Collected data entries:
* * * * *

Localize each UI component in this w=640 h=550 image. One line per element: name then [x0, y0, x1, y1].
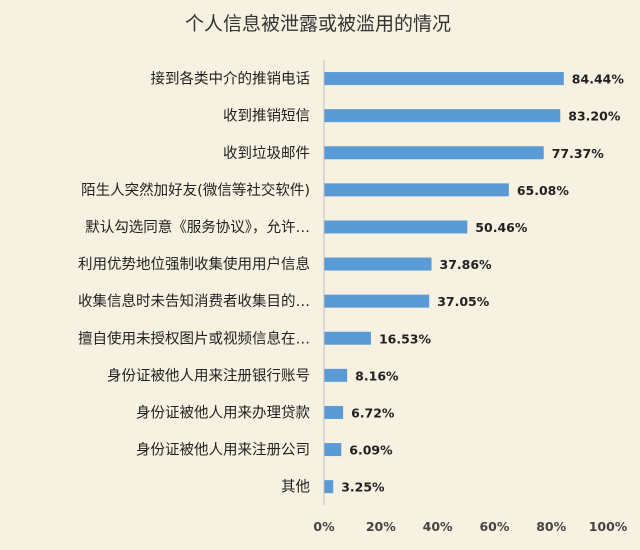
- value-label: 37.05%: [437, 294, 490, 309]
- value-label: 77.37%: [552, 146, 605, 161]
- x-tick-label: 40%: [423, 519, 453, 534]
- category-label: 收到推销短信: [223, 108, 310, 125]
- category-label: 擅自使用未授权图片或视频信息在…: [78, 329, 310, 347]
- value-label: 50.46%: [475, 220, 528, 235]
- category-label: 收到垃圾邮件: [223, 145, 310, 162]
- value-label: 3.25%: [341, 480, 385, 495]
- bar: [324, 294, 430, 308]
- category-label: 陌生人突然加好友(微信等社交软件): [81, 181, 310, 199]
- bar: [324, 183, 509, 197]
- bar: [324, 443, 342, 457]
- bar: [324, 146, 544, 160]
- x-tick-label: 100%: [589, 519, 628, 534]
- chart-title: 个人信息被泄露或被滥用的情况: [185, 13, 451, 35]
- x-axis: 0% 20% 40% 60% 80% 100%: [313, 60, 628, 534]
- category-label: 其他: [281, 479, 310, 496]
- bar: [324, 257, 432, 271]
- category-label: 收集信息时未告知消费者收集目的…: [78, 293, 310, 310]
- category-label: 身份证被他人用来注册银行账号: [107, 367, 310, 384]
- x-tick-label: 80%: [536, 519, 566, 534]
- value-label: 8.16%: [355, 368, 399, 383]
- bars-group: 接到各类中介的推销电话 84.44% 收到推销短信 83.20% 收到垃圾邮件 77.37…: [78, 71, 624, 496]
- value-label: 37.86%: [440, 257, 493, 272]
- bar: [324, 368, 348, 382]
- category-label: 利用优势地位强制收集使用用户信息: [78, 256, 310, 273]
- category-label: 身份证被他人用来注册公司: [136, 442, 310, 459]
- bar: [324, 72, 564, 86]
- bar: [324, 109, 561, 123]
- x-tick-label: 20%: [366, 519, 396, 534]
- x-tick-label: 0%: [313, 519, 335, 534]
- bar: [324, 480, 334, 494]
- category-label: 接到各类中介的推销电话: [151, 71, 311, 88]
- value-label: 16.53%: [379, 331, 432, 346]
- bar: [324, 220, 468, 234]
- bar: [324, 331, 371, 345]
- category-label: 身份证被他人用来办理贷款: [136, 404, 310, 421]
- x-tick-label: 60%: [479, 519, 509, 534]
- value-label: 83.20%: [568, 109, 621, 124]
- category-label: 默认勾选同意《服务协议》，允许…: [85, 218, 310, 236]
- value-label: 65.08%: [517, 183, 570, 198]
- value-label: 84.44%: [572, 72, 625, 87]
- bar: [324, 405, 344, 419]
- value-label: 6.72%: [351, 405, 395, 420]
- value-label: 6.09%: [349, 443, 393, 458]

* * * * *

[What this task involves] Show each line of the records that contains the string "tick", matching case exactly.

[Result for this task]
- x-tick-label: 40%: [423, 519, 453, 534]
- x-tick-label: 100%: [589, 519, 628, 534]
- x-tick-label: 80%: [536, 519, 566, 534]
- x-tick-label: 20%: [366, 519, 396, 534]
- x-tick-label: 0%: [313, 519, 335, 534]
- x-tick-label: 60%: [479, 519, 509, 534]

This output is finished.